EXERCISE OBJECTIVE: Copy the data word for word, keeping every line.

Collected data
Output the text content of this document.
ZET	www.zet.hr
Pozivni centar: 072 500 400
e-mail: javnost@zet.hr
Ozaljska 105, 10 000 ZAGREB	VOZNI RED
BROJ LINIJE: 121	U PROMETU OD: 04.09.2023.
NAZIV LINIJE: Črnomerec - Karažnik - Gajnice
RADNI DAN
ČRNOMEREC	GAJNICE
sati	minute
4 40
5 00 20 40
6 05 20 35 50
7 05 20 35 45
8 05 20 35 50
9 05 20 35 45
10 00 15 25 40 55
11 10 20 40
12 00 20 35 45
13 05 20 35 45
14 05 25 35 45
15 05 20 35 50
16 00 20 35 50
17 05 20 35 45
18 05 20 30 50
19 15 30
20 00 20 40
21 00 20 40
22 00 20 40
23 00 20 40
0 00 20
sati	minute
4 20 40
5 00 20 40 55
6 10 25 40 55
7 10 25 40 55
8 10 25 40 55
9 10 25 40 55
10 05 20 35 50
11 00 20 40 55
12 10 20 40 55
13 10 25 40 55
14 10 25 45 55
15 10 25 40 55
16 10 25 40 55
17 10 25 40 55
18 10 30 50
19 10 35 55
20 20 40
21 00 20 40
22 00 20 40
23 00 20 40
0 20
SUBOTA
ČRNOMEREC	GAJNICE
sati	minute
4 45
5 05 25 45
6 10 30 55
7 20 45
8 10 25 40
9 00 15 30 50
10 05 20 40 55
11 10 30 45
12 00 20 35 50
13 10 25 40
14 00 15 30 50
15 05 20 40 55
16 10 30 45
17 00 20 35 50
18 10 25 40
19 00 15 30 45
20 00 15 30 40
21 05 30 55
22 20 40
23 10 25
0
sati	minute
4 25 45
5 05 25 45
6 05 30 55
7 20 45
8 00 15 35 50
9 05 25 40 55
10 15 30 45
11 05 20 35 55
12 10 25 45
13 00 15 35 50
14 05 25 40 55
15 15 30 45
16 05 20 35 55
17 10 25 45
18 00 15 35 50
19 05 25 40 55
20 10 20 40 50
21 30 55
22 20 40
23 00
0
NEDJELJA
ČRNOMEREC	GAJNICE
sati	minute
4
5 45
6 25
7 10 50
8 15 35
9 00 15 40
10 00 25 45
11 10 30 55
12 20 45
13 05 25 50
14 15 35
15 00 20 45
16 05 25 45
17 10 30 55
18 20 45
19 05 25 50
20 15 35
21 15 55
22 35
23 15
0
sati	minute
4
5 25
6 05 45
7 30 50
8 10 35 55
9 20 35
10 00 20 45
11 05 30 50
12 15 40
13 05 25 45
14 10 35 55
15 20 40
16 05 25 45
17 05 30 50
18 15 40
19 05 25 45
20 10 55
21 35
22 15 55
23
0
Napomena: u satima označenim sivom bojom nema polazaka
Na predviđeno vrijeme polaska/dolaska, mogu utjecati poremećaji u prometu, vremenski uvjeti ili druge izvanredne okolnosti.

ANSWER TO THIS EXERCISE:
Output the text content of this document.
ZET	www.zet.hr
Pozivni centar: 072 500 400
e-mail: javnost@zet.hr
Ozaljska 105, 10 000 ZAGREB	VOZNI RED
BROJ LINIJE: 121	U PROMETU OD: 04.09.2023.
NAZIV LINIJE: Črnomerec - Karažnik - Gajnice
RADNI DAN
ČRNOMEREC	GAJNICE
sati	minute
4 40
5 00 20 40
6 05 20 35 50
7 05 20 35 45
8 05 20 35 50
9 05 20 35 45
10 00 15 25 40 55
11 10 20 40
12 00 20 35 45
13 05 20 35 45
14 05 25 35 45
15 05 20 35 50
16 00 20 35 50
17 05 20 35 45
18 05 20 30 50
19 15 30
20 00 20 40
21 00 20 40
22 00 20 40
23 00 20 40
0 00 20
sati	minute
4 20 40
5 00 20 40 55
6 10 25 40 55
7 10 25 40 55
8 10 25 40 55
9 10 25 40 55
10 05 20 35 50
11 00 20 40 55
12 10 20 40 55
13 10 25 40 55
14 10 25 45 55
15 10 25 40 55
16 10 25 40 55
17 10 25 40 55
18 10 30 50
19 10 35 55
20 20 40
21 00 20 40
22 00 20 40
23 00 20 40
0 20
SUBOTA
ČRNOMEREC	GAJNICE
sati	minute
4 45
5 05 25 45
6 10 30 55
7 20 45
8 10 25 40
9 00 15 30 50
10 05 20 40 55
11 10 30 45
12 00 20 35 50
13 10 25 40
14 00 15 30 50
15 05 20 40 55
16 10 30 45
17 00 20 35 50
18 10 25 40
19 00 15 30 45
20 00 15 30 40
21 05 30 55
22 20 40
23 10 25
0
sati	minute
4 25 45
5 05 25 45
6 05 30 55
7 20 45
8 00 15 35 50
9 05 25 40 55
10 15 30 45
11 05 20 35 55
12 10 25 45
13 00 15 35 50
14 05 25 40 55
15 15 30 45
16 05 20 35 55
17 10 25 45
18 00 15 35 50
19 05 25 40 55
20 10 20 40 50
21 30 55
22 20 40
23 00
0
NEDJELJA
ČRNOMEREC	GAJNICE
sati	minute
4
5 45
6 25
7 10 50
8 15 35
9 00 15 40
10 00 25 45
11 10 30 55
12 20 45
13 05 25 50
14 15 35
15 00 20 45
16 05 25 45
17 10 30 55
18 20 45
19 05 25 50
20 15 35
21 15 55
22 35
23 15
0
sati	minute
4
5 25
6 05 45
7 30 50
8 10 35 55
9 20 35
10 00 20 45
11 05 30 50
12 15 40
13 05 25 45
14 10 35 55
15 20 40
16 05 25 45
17 05 30 50
18 15 40
19 05 25 45
20 10 55
21 35
22 15 55
23
0
Napomena: u satima označenim sivom bojom nema polazaka
Na predviđeno vrijeme polaska/dolaska, mogu utjecati poremećaji u prometu, vremenski uvjeti ili druge izvanredne okolnosti.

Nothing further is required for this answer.